> **EXCERPT**:
--*--

The Maricopa Music Circle and the Maricopa Chorus are again joining harmonious forces to perform two concerts of deeply literate and orchestral holiday music. A combination of “classical, choral and holiday favorites,” the events provide an arena for the rich musical talent in Maricopa.

“Some of the music is really challenging,” Maricopa Chorus conductor John Janzen said.

The first concert is at 7:30 p.m. Saturday in the Black Box Theatre at Maricopa High School’s Performing Arts Center, 45012 W. Honeycutt Ave.

“That’s a wonderful venue,” Zaimont said. “It’s so immediate between the audience and performers. It makes everything very communicative.”

The second serenade is 7:30 p.m. on Dec. 20, at the Valley Unitarian Universalist Church, 6400 W. Del Rio St., in Chandler.

“This is the second or third time we’ve exported Maricopa concert music talent outside of the city,” Zaimont said.

Zaimont, whose award-winning classical compositions have been performed across the country and around the world, founded the Music Circle in 2011. Just this spring, she created an original carol, “Little Angel,” which makes its Arizona premiere at the Winter Serenade.

“I had been thinking about a carol for a couple of years,” Zaimont said. “As creative artists we don’t want to tread in shoes that have already been worn. So I was looking for a new approach.”

She delved into nativity art from the Renaissance and Middle Ages and noted that above the manger there always seemed to be an angel indicating the sacredness of the event portrayed.

A story formed in her mind of a child at the inn where Mary and Joseph were turned away. The child sees the light – “that special glow,” Zaimont said – and asks permission from the angel to enter the scene.

“It’s intimidating,” Janzen said of performing a piece in front of the composer. “Here’s the composer, not just any weekend music composer, it’s a big- time composer. We’ve been working on that one to have it up to her standards.”

“Little Angel” is written for sopranos and alto with a soprano solo. Janzen said Zaimont stayed after their final dual rehearsal and worked with the singers. That “kicked it up a notch,” he said.

She explained to the singers the emotion she wanted out of the piece. “It was a lot of fun to see that come to life like that,” Janzen said.

--*--

Image region annotations

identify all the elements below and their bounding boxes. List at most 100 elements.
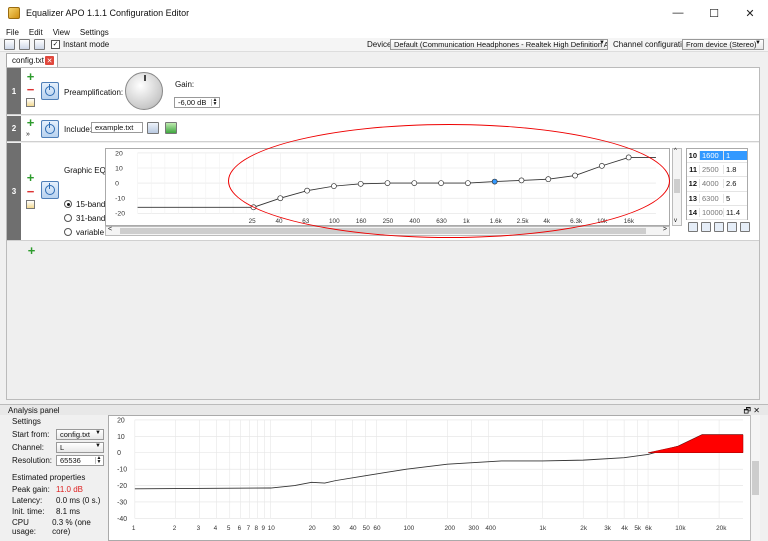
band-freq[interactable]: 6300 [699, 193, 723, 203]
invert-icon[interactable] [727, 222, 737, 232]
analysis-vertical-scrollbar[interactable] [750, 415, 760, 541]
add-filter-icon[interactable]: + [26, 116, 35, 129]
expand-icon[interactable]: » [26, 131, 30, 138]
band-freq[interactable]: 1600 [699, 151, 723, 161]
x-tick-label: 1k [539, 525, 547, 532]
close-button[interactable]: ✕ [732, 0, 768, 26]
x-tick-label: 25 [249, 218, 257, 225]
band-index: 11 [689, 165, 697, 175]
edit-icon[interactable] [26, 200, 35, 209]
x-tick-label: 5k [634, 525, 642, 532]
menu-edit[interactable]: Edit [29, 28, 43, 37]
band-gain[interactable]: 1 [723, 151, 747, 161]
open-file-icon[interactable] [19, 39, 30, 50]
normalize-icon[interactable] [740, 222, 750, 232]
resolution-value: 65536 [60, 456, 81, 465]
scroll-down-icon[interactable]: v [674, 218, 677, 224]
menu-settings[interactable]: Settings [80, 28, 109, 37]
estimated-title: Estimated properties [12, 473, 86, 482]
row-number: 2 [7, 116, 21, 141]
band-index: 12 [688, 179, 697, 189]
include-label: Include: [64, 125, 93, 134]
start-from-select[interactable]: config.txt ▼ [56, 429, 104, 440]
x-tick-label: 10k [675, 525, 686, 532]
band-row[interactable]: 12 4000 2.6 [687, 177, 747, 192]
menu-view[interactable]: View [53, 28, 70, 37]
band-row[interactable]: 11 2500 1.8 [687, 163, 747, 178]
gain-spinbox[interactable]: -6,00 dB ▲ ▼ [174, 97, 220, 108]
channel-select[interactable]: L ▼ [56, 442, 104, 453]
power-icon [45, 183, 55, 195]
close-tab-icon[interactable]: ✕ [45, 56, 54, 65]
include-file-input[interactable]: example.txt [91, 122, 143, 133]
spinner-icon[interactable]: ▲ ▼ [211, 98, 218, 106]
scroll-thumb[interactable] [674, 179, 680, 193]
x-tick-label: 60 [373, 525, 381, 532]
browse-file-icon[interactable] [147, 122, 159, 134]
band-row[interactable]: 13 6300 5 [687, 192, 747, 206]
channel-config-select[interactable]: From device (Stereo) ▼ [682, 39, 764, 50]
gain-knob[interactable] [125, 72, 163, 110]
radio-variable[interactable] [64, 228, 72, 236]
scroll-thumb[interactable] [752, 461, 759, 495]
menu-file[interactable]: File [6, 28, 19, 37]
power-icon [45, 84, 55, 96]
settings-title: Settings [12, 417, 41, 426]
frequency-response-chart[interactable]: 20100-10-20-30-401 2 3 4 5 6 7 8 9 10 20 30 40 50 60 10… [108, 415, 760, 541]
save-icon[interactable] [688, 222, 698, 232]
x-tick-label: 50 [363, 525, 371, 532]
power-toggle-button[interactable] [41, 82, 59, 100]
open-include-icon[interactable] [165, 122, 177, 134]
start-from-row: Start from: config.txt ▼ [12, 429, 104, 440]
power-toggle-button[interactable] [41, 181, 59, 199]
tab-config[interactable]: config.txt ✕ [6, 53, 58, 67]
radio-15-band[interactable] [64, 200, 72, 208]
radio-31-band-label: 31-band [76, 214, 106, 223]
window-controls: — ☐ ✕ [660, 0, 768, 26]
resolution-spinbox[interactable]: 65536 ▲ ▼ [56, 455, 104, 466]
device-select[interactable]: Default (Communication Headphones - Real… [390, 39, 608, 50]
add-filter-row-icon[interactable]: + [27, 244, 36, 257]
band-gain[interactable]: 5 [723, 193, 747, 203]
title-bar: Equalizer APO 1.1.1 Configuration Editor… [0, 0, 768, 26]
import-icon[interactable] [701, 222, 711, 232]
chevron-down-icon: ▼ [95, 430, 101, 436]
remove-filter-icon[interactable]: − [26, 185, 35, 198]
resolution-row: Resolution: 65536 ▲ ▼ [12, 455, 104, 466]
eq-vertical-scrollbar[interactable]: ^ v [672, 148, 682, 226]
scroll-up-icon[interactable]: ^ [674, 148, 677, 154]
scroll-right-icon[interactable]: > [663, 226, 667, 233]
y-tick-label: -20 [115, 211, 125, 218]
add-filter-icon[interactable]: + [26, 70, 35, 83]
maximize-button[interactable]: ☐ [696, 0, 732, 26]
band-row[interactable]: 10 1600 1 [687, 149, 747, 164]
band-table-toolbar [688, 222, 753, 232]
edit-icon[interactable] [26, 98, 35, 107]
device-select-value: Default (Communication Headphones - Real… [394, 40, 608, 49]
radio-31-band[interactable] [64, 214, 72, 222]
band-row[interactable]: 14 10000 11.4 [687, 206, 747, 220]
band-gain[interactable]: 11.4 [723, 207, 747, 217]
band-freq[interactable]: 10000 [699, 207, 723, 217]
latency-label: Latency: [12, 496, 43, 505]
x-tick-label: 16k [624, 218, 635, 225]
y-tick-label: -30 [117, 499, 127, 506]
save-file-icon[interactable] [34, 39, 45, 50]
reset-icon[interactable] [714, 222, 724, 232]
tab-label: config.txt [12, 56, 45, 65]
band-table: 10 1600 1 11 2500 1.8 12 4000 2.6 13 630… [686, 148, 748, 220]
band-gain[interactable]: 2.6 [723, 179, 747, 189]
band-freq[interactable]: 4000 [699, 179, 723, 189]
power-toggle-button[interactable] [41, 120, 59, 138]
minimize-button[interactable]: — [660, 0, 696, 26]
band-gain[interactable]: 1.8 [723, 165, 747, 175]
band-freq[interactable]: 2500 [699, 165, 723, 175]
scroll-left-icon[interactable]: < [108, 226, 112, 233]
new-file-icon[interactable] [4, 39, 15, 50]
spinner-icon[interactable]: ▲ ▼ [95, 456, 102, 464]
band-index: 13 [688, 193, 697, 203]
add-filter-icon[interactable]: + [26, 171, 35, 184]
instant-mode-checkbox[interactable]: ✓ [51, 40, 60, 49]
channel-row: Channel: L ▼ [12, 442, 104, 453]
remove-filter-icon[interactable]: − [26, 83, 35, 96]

--*--

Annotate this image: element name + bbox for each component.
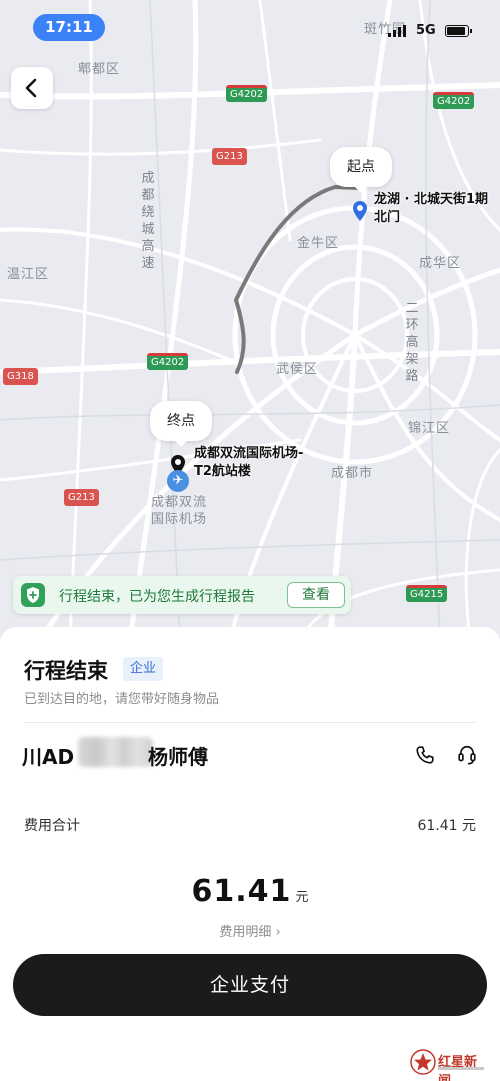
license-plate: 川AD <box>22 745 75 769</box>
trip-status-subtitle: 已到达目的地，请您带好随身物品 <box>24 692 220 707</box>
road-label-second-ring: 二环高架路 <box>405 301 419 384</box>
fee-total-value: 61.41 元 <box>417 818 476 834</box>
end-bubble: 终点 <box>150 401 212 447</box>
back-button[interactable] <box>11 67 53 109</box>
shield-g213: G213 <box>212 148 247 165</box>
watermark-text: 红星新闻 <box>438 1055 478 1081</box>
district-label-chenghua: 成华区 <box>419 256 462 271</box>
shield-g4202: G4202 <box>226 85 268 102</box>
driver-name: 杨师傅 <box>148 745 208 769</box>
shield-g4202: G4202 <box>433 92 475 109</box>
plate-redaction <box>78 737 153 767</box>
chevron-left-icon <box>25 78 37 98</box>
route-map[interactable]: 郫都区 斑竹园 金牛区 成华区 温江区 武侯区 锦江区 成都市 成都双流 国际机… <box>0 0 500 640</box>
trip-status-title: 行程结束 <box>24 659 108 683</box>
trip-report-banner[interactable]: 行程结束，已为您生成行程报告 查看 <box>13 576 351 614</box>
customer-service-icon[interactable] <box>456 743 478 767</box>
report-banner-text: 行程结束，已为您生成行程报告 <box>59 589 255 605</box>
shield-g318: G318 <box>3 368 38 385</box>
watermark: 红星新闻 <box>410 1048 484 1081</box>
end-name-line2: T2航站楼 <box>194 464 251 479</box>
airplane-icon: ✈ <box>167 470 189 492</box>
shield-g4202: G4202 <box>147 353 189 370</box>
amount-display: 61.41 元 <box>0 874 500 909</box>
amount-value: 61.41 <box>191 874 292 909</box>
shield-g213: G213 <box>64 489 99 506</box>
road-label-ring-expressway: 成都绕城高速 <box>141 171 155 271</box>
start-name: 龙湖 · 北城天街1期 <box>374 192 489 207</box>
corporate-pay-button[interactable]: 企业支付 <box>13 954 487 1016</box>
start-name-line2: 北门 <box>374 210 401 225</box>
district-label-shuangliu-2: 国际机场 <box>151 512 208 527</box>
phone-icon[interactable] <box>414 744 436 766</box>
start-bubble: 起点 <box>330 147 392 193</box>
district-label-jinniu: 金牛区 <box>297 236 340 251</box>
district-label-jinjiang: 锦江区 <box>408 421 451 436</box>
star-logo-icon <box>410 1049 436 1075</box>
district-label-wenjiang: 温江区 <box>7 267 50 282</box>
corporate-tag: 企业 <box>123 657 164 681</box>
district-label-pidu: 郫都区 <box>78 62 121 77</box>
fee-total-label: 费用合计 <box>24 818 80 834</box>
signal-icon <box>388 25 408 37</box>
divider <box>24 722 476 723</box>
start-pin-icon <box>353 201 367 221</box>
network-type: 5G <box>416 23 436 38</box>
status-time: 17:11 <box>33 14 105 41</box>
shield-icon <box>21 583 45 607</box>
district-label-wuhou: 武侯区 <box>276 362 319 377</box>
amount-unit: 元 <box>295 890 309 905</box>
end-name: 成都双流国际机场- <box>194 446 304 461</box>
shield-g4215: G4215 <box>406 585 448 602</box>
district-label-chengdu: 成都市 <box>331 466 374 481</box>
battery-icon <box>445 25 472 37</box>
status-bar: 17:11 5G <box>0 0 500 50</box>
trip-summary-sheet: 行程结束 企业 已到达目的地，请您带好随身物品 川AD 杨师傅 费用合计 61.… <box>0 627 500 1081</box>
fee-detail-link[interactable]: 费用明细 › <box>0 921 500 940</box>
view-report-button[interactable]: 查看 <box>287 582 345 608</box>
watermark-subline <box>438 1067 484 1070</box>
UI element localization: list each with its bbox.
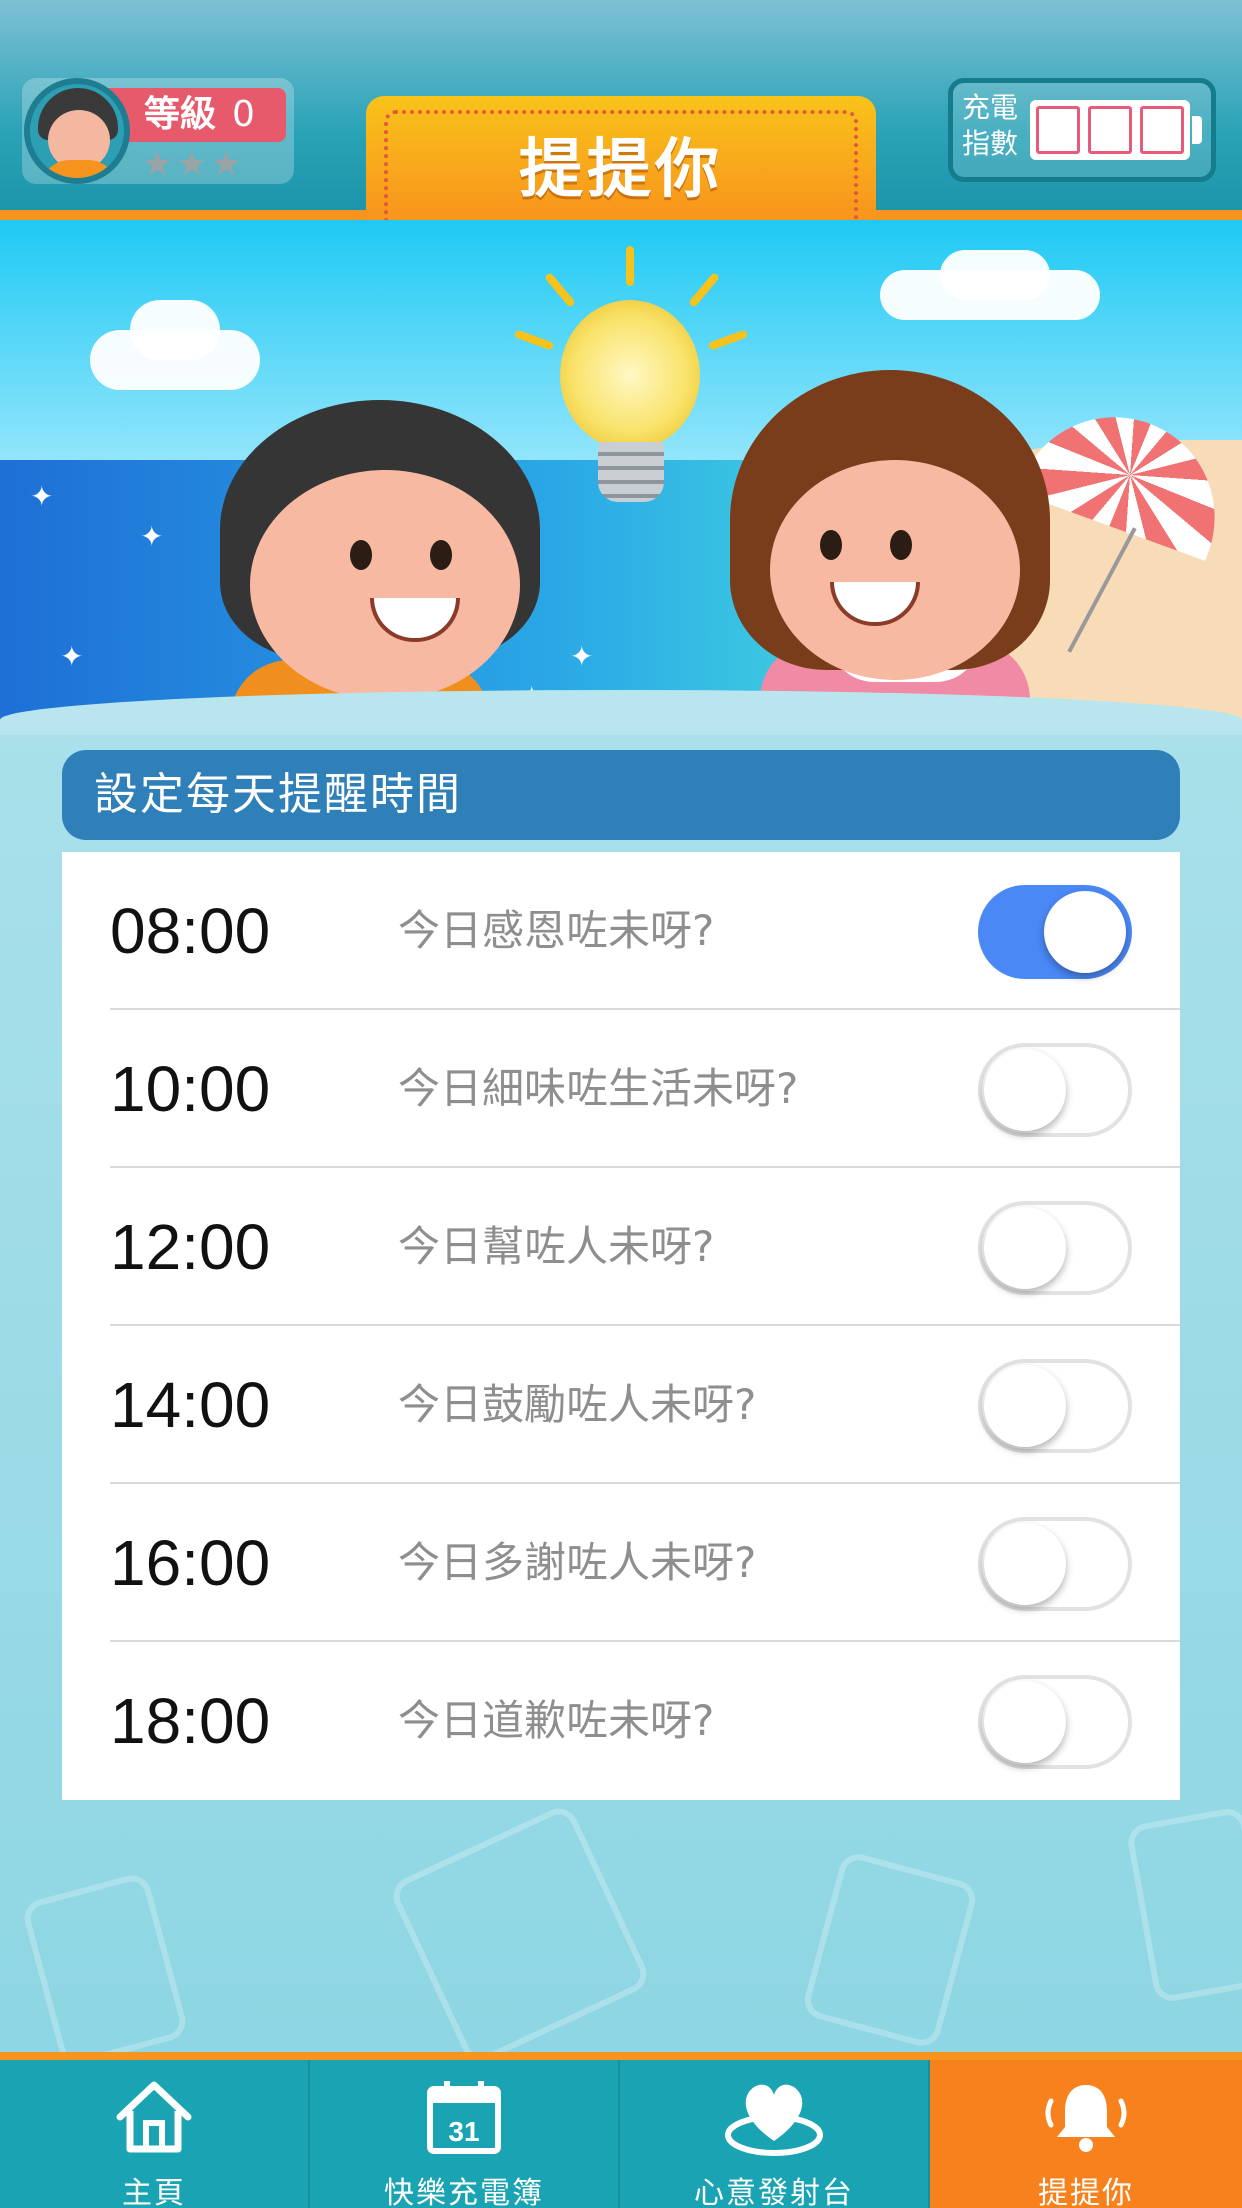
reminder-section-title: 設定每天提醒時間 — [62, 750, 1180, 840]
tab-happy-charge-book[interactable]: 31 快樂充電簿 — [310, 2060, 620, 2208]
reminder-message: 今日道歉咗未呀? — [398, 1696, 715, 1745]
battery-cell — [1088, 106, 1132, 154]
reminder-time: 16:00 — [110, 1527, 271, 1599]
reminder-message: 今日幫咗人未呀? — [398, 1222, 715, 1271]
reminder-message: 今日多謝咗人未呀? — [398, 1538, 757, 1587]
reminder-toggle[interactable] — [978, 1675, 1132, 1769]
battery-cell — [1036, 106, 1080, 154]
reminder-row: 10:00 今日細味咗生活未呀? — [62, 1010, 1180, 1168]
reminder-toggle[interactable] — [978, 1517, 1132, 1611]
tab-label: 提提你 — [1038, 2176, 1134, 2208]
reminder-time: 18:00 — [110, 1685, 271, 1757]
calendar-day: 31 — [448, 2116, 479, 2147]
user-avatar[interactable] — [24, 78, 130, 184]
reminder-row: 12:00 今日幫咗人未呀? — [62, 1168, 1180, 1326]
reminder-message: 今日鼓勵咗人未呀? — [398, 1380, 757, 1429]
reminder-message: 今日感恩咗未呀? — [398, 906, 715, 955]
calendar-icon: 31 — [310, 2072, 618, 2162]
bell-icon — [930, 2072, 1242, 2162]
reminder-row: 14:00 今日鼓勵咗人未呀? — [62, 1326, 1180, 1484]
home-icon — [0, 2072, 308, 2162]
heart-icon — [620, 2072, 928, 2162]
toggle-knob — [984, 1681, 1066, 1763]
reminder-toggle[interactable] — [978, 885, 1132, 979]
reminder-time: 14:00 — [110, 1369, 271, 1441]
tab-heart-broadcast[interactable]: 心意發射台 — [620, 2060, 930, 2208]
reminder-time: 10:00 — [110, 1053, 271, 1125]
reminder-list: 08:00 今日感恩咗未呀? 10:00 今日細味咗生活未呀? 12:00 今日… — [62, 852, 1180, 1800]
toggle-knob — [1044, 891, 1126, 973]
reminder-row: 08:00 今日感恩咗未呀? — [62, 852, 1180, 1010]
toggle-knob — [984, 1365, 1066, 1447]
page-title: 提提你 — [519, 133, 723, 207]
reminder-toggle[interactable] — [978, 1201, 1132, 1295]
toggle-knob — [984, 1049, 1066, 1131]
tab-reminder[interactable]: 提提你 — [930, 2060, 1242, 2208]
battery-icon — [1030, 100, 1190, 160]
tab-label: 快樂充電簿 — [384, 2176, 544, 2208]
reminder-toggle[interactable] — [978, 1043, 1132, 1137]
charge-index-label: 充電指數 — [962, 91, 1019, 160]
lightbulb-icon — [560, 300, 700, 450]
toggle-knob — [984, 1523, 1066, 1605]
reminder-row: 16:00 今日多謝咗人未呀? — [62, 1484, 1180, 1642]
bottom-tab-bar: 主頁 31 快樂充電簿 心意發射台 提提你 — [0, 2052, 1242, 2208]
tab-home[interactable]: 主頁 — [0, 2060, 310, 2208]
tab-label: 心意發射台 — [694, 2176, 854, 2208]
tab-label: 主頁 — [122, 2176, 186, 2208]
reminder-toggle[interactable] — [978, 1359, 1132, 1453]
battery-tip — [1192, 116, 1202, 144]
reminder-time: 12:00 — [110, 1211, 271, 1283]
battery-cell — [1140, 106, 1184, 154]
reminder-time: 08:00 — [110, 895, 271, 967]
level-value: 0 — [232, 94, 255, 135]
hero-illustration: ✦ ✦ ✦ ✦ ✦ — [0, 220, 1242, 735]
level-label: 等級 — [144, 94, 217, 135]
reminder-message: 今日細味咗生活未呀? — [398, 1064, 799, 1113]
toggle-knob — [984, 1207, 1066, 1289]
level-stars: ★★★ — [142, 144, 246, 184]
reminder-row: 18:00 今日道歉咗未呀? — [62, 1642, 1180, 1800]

--*--

> **THE PROBLEM**: Reproduce the passage of the holiday concert article that begins at the words "A story formed" and stops after "enter the scene.".

> **WRITTEN RESPONSE**:
A story formed in her mind of a child at the inn where Mary and Joseph were turned away. The child sees the light – “that special glow,” Zaimont said – and asks permission from the angel to enter the scene.